### DESCRIPTION OF THE TASK
Write the data out again in full, with no departure from the original.

------------------------------------------------------------

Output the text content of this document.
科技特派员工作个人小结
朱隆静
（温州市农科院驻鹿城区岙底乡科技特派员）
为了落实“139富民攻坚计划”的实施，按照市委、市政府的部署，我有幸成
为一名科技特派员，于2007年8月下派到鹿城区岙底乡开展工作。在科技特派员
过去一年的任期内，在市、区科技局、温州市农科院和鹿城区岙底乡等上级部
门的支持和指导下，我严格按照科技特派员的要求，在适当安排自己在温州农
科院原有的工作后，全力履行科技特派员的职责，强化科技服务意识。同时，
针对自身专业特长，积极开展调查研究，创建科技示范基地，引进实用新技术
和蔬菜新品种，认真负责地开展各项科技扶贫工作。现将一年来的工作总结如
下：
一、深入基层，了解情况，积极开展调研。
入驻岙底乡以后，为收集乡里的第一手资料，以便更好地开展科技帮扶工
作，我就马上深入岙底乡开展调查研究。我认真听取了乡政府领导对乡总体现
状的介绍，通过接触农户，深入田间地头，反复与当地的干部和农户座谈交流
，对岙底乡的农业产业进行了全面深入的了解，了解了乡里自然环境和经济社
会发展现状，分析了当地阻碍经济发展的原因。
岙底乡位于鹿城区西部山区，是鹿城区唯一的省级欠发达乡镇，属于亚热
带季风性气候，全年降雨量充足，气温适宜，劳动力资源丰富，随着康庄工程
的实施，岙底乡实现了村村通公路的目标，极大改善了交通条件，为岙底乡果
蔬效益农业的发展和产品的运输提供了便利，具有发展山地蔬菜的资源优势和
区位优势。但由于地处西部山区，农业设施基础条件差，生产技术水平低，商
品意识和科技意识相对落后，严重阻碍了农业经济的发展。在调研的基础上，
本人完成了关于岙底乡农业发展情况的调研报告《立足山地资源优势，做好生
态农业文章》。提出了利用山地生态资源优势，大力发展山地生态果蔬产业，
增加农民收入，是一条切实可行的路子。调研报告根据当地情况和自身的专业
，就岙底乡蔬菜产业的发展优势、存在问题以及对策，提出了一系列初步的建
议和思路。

------------------------------------------------------------

### TASK RESPONSE
Output the text content of this document.
科技特派员工作个人小结
朱隆静
（温州市农科院驻鹿城区岙底乡科技特派员）
为了落实“139富民攻坚计划”的实施，按照市委、市政府的部署，我有幸成
为一名科技特派员，于2007年8月下派到鹿城区岙底乡开展工作。在科技特派员
过去一年的任期内，在市、区科技局、温州市农科院和鹿城区岙底乡等上级部
门的支持和指导下，我严格按照科技特派员的要求，在适当安排自己在温州农
科院原有的工作后，全力履行科技特派员的职责，强化科技服务意识。同时，
针对自身专业特长，积极开展调查研究，创建科技示范基地，引进实用新技术
和蔬菜新品种，认真负责地开展各项科技扶贫工作。现将一年来的工作总结如
下：
一、深入基层，了解情况，积极开展调研。
入驻岙底乡以后，为收集乡里的第一手资料，以便更好地开展科技帮扶工
作，我就马上深入岙底乡开展调查研究。我认真听取了乡政府领导对乡总体现
状的介绍，通过接触农户，深入田间地头，反复与当地的干部和农户座谈交流
，对岙底乡的农业产业进行了全面深入的了解，了解了乡里自然环境和经济社
会发展现状，分析了当地阻碍经济发展的原因。
岙底乡位于鹿城区西部山区，是鹿城区唯一的省级欠发达乡镇，属于亚热
带季风性气候，全年降雨量充足，气温适宜，劳动力资源丰富，随着康庄工程
的实施，岙底乡实现了村村通公路的目标，极大改善了交通条件，为岙底乡果
蔬效益农业的发展和产品的运输提供了便利，具有发展山地蔬菜的资源优势和
区位优势。但由于地处西部山区，农业设施基础条件差，生产技术水平低，商
品意识和科技意识相对落后，严重阻碍了农业经济的发展。在调研的基础上，
本人完成了关于岙底乡农业发展情况的调研报告《立足山地资源优势，做好生
态农业文章》。提出了利用山地生态资源优势，大力发展山地生态果蔬产业，
增加农民收入，是一条切实可行的路子。调研报告根据当地情况和自身的专业
，就岙底乡蔬菜产业的发展优势、存在问题以及对策，提出了一系列初步的建
议和思路。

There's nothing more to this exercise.